* [DOCUMENTO]:
====

O empresário Carlos Jereissati apresentou queixa-crime ao Supremo Tribunal Federal contra o ex-ministro das Comunicações, Luiz Carlos Mendonça de Barros. Em novembro passado, o então ministro atribuiu ao empresário a divulgação das fitas que resultaram no escândalo da privatização do Sistema Telebrás e na saída de Mendonça de Barros do governo.

Interpelado pelo empresário no início de fevereiro o ex-ministro reafirmou sua suspeita. Representado pelos advogados Ilídio Moura e Técio Lins e Silva, Jereissati considerou as afirmações “profundamente difamatórias”. Segundo os advogados, o empresário “sofreu enormíssimos prejuízos morais e materiais, já que a imputação de fatos tão ofensivos repercutiram no conceito e na reputação de quem tem conduta ilibada, exerce o comando de empresas de grande porte e de marcante presença na vida nacional”.

Na queixa-crime, o empresário alega que as expressões usadas pelo ex-ministro “constituem inequívocas e reiteradas ofensas à honra do Querelante, consistindo na prática dos crimes de injúria e difamação, uma vez que produzidas de forma irresponsável e gratuita”. Para Jeireissati, por ocupar, à época, o cargo de Ministro de Estado, Mendonça de Barros deveria ter maior cuidado e responsabilidade.

Leia a íntegra da petição apresentada ao Supremo Tribunal Federal

EXCELENTÍSSIMO SENHOR MINISTRO PRESIDENTE DO EGRÉGIO SUPREMO TRIBUNAL FEDERAL

CARLOS FRANCISCO RIBEIRO JEREISSATI, qualificado no incluso instrumento de mandato, na conformidade do art. 102, I, b, da Constituição do Brasil, nos artigos 40 e seguintes da Lei n.º 5.250, de 09.02.1967 (Lei de Imprensa) e no Código de Processo Penal, vem, por seus Advogados abaixo assinados, promover ação penal mediante o oferecimento desta QUEIXA CRIME contra LUIZ CARLOS MENDONÇA DE BARROS, brasileiro, casado, corretor, residente, na Alameda Jauaperi, 176 apt. 04, Moema, São Paulo, SP, em razão de declarações prestadas no exercício e na qualidade de Ministro de Estado das Comunicações, pelos seguintes fatos:

1 – Instrui a presente Queixa a inclusa Notificação Judicial formulada perante esta Corte (Petição 1625-4/170), Relator o eminente Ministro Maurício Corrêa, na qual estão anexas as publicações dos jornais onde o Querelado praticou as ofensas que a seguir são relatadas. Para os efeitos legais, as publicações estão juntas no seu inteiro teor.

====

* [O QUE FAZER]:
1 > Segundo a notícia sobre a queixa-crime, quais advogados representam Carlos Jereissati?
2 > Reescreva o trecho das entradas que vai do início delas até a linha que contém "heatmap-cell [902, 399, 910, 420]", inclusive. Substitua "x-tick-label" por "rótulo-eixo-x" e mantenha todo o resto igual.

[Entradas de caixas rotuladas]
====

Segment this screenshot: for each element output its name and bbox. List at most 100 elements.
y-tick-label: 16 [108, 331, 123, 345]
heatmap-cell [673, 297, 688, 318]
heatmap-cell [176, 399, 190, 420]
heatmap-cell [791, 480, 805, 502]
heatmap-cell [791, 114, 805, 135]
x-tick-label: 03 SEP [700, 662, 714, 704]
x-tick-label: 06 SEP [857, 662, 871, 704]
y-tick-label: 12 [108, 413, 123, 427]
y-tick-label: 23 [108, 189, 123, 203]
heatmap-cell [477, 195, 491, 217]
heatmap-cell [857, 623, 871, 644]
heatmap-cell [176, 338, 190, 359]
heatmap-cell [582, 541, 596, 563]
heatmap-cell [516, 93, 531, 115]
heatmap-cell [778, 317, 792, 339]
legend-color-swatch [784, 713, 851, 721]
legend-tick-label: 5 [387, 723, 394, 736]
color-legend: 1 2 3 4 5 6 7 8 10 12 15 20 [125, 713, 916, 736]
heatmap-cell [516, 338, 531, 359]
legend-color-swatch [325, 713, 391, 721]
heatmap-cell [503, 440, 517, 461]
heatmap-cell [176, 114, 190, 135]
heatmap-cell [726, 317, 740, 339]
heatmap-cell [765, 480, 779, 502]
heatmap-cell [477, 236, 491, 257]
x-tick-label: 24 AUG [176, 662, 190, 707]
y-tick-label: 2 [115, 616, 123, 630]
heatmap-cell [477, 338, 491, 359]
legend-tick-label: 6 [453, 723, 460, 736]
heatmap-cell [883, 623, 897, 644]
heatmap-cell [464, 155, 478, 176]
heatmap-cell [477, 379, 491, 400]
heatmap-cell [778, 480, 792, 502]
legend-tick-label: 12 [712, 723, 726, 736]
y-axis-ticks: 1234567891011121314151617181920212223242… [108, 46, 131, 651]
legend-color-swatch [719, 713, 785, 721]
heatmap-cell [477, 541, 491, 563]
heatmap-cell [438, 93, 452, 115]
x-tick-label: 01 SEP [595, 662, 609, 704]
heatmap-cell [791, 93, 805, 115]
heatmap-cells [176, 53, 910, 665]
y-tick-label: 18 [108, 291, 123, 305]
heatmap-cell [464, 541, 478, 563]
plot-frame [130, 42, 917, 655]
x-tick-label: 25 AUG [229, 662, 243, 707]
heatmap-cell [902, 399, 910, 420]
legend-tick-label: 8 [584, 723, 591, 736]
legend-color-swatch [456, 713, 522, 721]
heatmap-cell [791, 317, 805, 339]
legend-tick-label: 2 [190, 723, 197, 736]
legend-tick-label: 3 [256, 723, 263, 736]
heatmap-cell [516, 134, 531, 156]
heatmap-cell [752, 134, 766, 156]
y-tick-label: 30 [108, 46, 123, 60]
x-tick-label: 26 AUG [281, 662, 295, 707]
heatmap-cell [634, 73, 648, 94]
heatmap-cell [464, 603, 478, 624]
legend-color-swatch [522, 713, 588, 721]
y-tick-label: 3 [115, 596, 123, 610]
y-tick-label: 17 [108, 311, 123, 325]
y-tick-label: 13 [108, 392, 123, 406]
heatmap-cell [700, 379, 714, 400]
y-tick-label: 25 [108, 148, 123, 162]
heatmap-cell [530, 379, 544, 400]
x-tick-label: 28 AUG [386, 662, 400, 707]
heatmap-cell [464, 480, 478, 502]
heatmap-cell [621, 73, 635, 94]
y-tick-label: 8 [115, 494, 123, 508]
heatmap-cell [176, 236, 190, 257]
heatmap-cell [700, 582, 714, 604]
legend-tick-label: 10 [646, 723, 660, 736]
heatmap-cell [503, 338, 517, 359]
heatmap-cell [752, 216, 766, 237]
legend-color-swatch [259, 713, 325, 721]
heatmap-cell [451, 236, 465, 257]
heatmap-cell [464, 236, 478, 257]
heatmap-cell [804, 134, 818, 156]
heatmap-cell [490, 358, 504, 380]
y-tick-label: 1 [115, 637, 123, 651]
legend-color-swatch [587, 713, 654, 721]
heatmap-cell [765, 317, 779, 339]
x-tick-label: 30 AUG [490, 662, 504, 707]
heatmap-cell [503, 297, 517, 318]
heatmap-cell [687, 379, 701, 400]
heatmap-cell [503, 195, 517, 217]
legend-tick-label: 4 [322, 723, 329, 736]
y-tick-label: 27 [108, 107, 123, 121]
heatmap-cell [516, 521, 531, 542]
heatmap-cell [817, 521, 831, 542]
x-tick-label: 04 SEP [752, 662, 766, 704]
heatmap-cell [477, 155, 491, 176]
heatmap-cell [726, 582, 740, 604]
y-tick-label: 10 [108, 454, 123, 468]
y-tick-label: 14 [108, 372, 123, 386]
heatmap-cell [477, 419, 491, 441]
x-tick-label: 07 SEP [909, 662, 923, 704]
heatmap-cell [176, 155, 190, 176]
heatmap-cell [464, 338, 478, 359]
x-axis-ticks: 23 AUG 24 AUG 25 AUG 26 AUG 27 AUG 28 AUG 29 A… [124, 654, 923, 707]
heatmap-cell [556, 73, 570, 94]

====

* [RESULTADOS POR TAREFA]:
1 > Ilídio Moura e Técio Lins e Silva.

2 >
Segment this screenshot: for each element output its name and bbox. List at most 100 elements.
y-tick-label: 16 [108, 331, 123, 345]
heatmap-cell [673, 297, 688, 318]
heatmap-cell [176, 399, 190, 420]
heatmap-cell [791, 480, 805, 502]
heatmap-cell [791, 114, 805, 135]
rótulo-eixo-x: 03 SEP [700, 662, 714, 704]
rótulo-eixo-x: 06 SEP [857, 662, 871, 704]
y-tick-label: 12 [108, 413, 123, 427]
y-tick-label: 23 [108, 189, 123, 203]
heatmap-cell [477, 195, 491, 217]
heatmap-cell [857, 623, 871, 644]
heatmap-cell [176, 338, 190, 359]
heatmap-cell [582, 541, 596, 563]
heatmap-cell [516, 93, 531, 115]
heatmap-cell [778, 317, 792, 339]
legend-color-swatch [784, 713, 851, 721]
legend-tick-label: 5 [387, 723, 394, 736]
color-legend: 1 2 3 4 5 6 7 8 10 12 15 20 [125, 713, 916, 736]
heatmap-cell [516, 338, 531, 359]
legend-color-swatch [325, 713, 391, 721]
heatmap-cell [503, 440, 517, 461]
heatmap-cell [176, 114, 190, 135]
heatmap-cell [726, 317, 740, 339]
heatmap-cell [765, 480, 779, 502]
heatmap-cell [477, 236, 491, 257]
rótulo-eixo-x: 24 AUG [176, 662, 190, 707]
y-tick-label: 2 [115, 616, 123, 630]
heatmap-cell [477, 338, 491, 359]
legend-tick-label: 6 [453, 723, 460, 736]
heatmap-cell [883, 623, 897, 644]
heatmap-cell [464, 155, 478, 176]
heatmap-cell [477, 379, 491, 400]
heatmap-cell [778, 480, 792, 502]
legend-tick-label: 12 [712, 723, 726, 736]
y-axis-ticks: 1234567891011121314151617181920212223242… [108, 46, 131, 651]
legend-color-swatch [719, 713, 785, 721]
heatmap-cell [477, 541, 491, 563]
heatmap-cell [438, 93, 452, 115]
rótulo-eixo-x: 01 SEP [595, 662, 609, 704]
heatmap-cell [791, 93, 805, 115]
heatmap-cells [176, 53, 910, 665]
y-tick-label: 18 [108, 291, 123, 305]
heatmap-cell [464, 541, 478, 563]
plot-frame [130, 42, 917, 655]
rótulo-eixo-x: 25 AUG [229, 662, 243, 707]
heatmap-cell [902, 399, 910, 420]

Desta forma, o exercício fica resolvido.